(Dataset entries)
.....

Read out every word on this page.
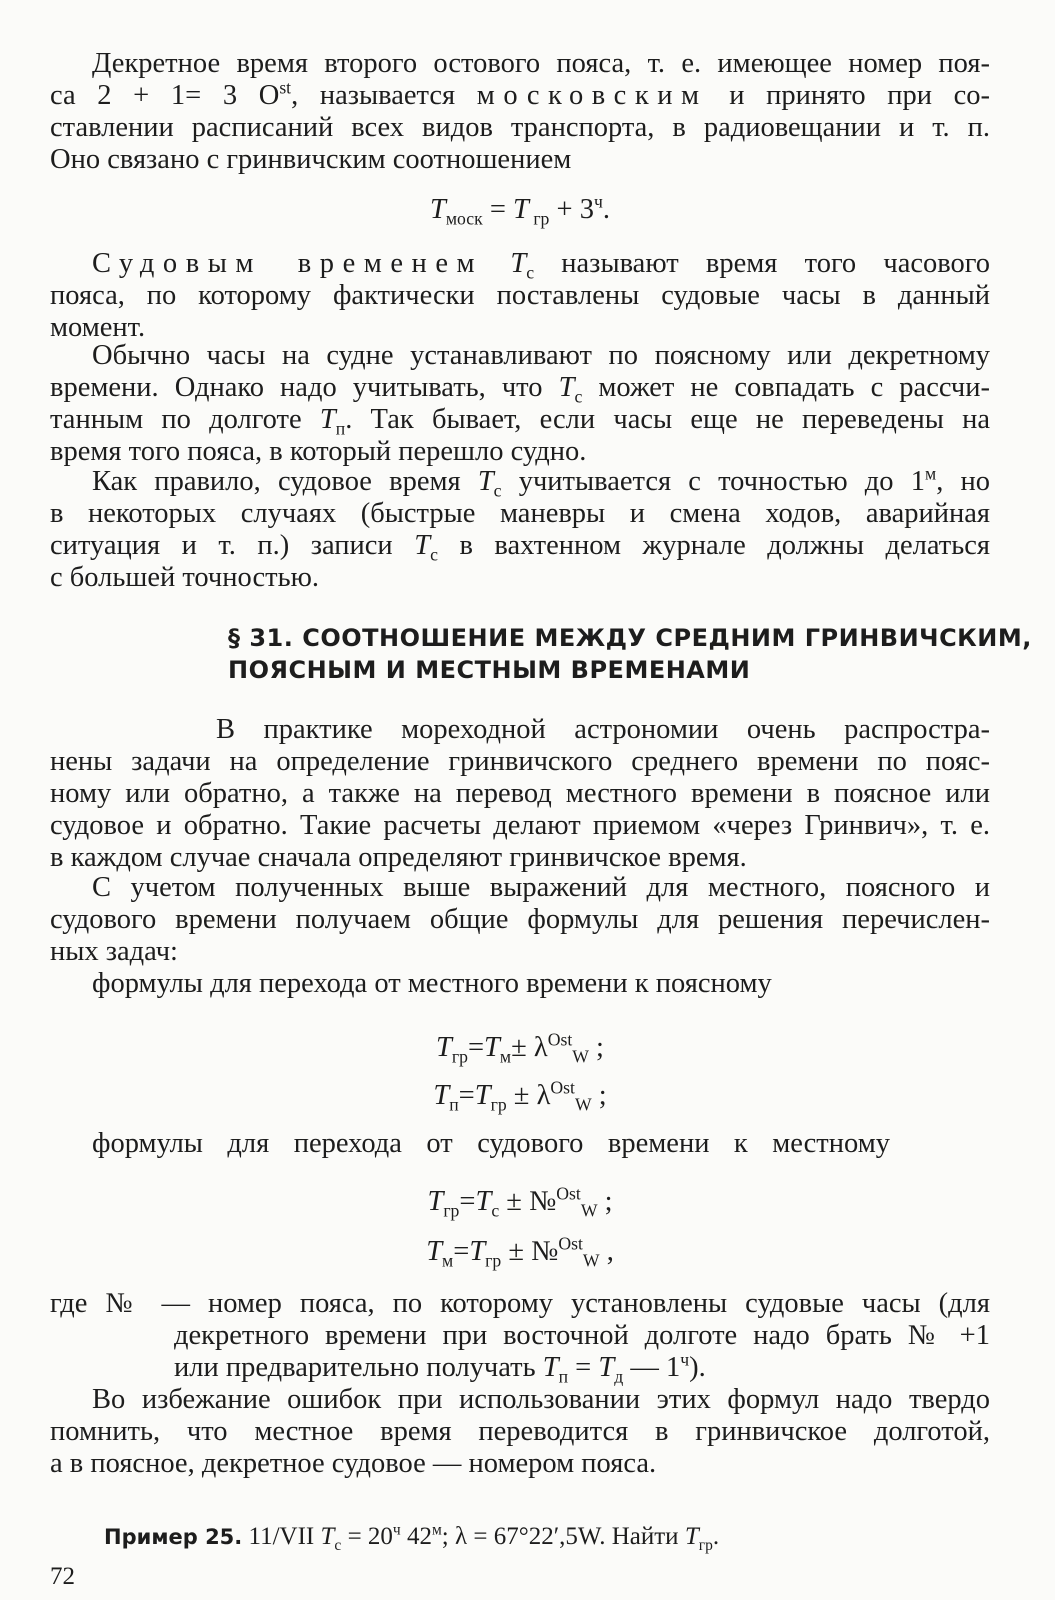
Декретное время второго остового пояса, т. е. имеющее номер поя-
са 2 + 1= 3 $O^{st}$, называется московским и принято при со-
ставлении расписаний всех видов транспорта, в радиовещании и т. п.
Оно связано с гринвичским соотношением
$T_{моск} = T$ $_{гр} + 3^ч$.
Судовым временем $T_с$ называют время того часового
пояса, по которому фактически поставлены судовые часы в данный
момент.
Обычно часы на судне устанавливают по поясному или декретному
времени. Однако надо учитывать, что $T_с$ может не совпадать с рассчи-
танным по долготе $T_п$. Так бывает, если часы еще не переведены на
время того пояса, в который перешло судно.
Как правило, судовое время $T_с$ учитывается с точностью до $1^м$, но
в некоторых случаях (быстрые маневры и смена ходов, аварийная
ситуация и т. п.) записи $T_с$ в вахтенном журнале должны делаться
с большей точностью.
§ 31. СООТНОШЕНИЕ МЕЖДУ СРЕДНИМ ГРИНВИЧСКИМ,
ПОЯСНЫМ И МЕСТНЫМ ВРЕМЕНАМИ
В практике мореходной астрономии очень распростра-
нены задачи на определение гринвичского среднего времени по пояс-
ному или обратно, а также на перевод местного времени в поясное или
судовое и обратно. Такие расчеты делают приемом «через Гринвич», т. е.
в каждом случае сначала определяют гринвичское время.
С учетом полученных выше выражений для местного, поясного и
судового времени получаем общие формулы для решения перечислен-
ных задач:
формулы для перехода от местного времени к поясному
$T_{гр}=T_м\pm \lambda^{Ost}_W$ ;
$T_п=T_{гр} \pm \lambda^{Ost}_W$ ;
формулы для перехода от судового времени к местному
$T_{гр}=T_с$ ± №$^{Ost}_W$ ;
$T_м=T_{гр}$ ± №$^{Ost}_W$ ,
где № — номер пояса, по которому установлены судовые часы (для
декретного времени при восточной долготе надо брать № +1
или предварительно получать $T_п = T_д$ — $1^ч$).
Во избежание ошибок при использовании этих формул надо твердо
помнить, что местное время переводится в гринвичское долготой,
а в поясное, декретное судовое — номером пояса.
Пример 25. 11/VII $T_с = 20^ч$ $42^м$; λ = 67°22′,5W. Найти $T_{гр}$.
72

.....

▶ _WHAT IS REQUIRED_: Show every line of the listing in which the string "перехода" can be found.

▶ _FINISHED ANSWER_:
формулы для перехода от местного времени к поясному
формулы для перехода от судового времени к местному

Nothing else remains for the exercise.